Structured figure records:
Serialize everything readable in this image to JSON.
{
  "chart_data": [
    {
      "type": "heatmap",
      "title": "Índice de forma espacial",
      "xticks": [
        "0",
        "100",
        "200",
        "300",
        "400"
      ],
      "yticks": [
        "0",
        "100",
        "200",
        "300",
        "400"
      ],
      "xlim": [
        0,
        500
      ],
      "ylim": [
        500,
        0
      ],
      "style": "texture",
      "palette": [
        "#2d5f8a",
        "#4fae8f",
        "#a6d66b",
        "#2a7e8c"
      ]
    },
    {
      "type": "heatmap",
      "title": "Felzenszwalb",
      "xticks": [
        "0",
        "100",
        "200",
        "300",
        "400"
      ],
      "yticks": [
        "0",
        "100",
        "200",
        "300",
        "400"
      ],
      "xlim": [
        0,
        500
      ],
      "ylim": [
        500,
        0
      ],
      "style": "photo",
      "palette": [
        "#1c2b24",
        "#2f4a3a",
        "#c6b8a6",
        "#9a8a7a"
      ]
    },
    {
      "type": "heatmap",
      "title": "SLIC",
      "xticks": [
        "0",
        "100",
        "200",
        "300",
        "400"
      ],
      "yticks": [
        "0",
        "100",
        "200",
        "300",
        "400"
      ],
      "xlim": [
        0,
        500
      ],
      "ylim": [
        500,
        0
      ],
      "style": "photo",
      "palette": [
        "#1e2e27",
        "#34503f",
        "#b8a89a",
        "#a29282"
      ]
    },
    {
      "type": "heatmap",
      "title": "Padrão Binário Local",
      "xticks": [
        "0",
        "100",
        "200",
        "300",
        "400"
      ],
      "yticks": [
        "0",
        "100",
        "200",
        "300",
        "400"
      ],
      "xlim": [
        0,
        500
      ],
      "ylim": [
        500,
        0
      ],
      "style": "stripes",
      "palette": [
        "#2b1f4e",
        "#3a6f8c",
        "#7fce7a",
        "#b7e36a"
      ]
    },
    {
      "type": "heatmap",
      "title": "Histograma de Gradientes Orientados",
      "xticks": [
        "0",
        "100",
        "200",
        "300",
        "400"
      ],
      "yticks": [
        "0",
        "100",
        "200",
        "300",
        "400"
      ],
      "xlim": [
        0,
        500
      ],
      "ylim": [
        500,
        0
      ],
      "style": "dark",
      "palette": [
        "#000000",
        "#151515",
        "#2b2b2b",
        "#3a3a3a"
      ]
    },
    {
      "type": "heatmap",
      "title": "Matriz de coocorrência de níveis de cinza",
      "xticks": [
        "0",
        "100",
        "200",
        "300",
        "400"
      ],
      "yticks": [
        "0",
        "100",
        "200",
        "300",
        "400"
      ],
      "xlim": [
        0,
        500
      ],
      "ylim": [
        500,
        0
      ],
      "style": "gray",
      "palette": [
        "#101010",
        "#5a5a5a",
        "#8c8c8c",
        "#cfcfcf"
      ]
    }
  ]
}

### Required work
Please restate the records in full, word for word.

### Solution for this problem
Serialize everything readable in this image to JSON.
{
  "chart_data": [
    {
      "type": "heatmap",
      "title": "Índice de forma espacial",
      "xticks": [
        "0",
        "100",
        "200",
        "300",
        "400"
      ],
      "yticks": [
        "0",
        "100",
        "200",
        "300",
        "400"
      ],
      "xlim": [
        0,
        500
      ],
      "ylim": [
        500,
        0
      ],
      "style": "texture",
      "palette": [
        "#2d5f8a",
        "#4fae8f",
        "#a6d66b",
        "#2a7e8c"
      ]
    },
    {
      "type": "heatmap",
      "title": "Felzenszwalb",
      "xticks": [
        "0",
        "100",
        "200",
        "300",
        "400"
      ],
      "yticks": [
        "0",
        "100",
        "200",
        "300",
        "400"
      ],
      "xlim": [
        0,
        500
      ],
      "ylim": [
        500,
        0
      ],
      "style": "photo",
      "palette": [
        "#1c2b24",
        "#2f4a3a",
        "#c6b8a6",
        "#9a8a7a"
      ]
    },
    {
      "type": "heatmap",
      "title": "SLIC",
      "xticks": [
        "0",
        "100",
        "200",
        "300",
        "400"
      ],
      "yticks": [
        "0",
        "100",
        "200",
        "300",
        "400"
      ],
      "xlim": [
        0,
        500
      ],
      "ylim": [
        500,
        0
      ],
      "style": "photo",
      "palette": [
        "#1e2e27",
        "#34503f",
        "#b8a89a",
        "#a29282"
      ]
    },
    {
      "type": "heatmap",
      "title": "Padrão Binário Local",
      "xticks": [
        "0",
        "100",
        "200",
        "300",
        "400"
      ],
      "yticks": [
        "0",
        "100",
        "200",
        "300",
        "400"
      ],
      "xlim": [
        0,
        500
      ],
      "ylim": [
        500,
        0
      ],
      "style": "stripes",
      "palette": [
        "#2b1f4e",
        "#3a6f8c",
        "#7fce7a",
        "#b7e36a"
      ]
    },
    {
      "type": "heatmap",
      "title": "Histograma de Gradientes Orientados",
      "xticks": [
        "0",
        "100",
        "200",
        "300",
        "400"
      ],
      "yticks": [
        "0",
        "100",
        "200",
        "300",
        "400"
      ],
      "xlim": [
        0,
        500
      ],
      "ylim": [
        500,
        0
      ],
      "style": "dark",
      "palette": [
        "#000000",
        "#151515",
        "#2b2b2b",
        "#3a3a3a"
      ]
    },
    {
      "type": "heatmap",
      "title": "Matriz de coocorrência de níveis de cinza",
      "xticks": [
        "0",
        "100",
        "200",
        "300",
        "400"
      ],
      "yticks": [
        "0",
        "100",
        "200",
        "300",
        "400"
      ],
      "xlim": [
        0,
        500
      ],
      "ylim": [
        500,
        0
      ],
      "style": "gray",
      "palette": [
        "#101010",
        "#5a5a5a",
        "#8c8c8c",
        "#cfcfcf"
      ]
    }
  ]
}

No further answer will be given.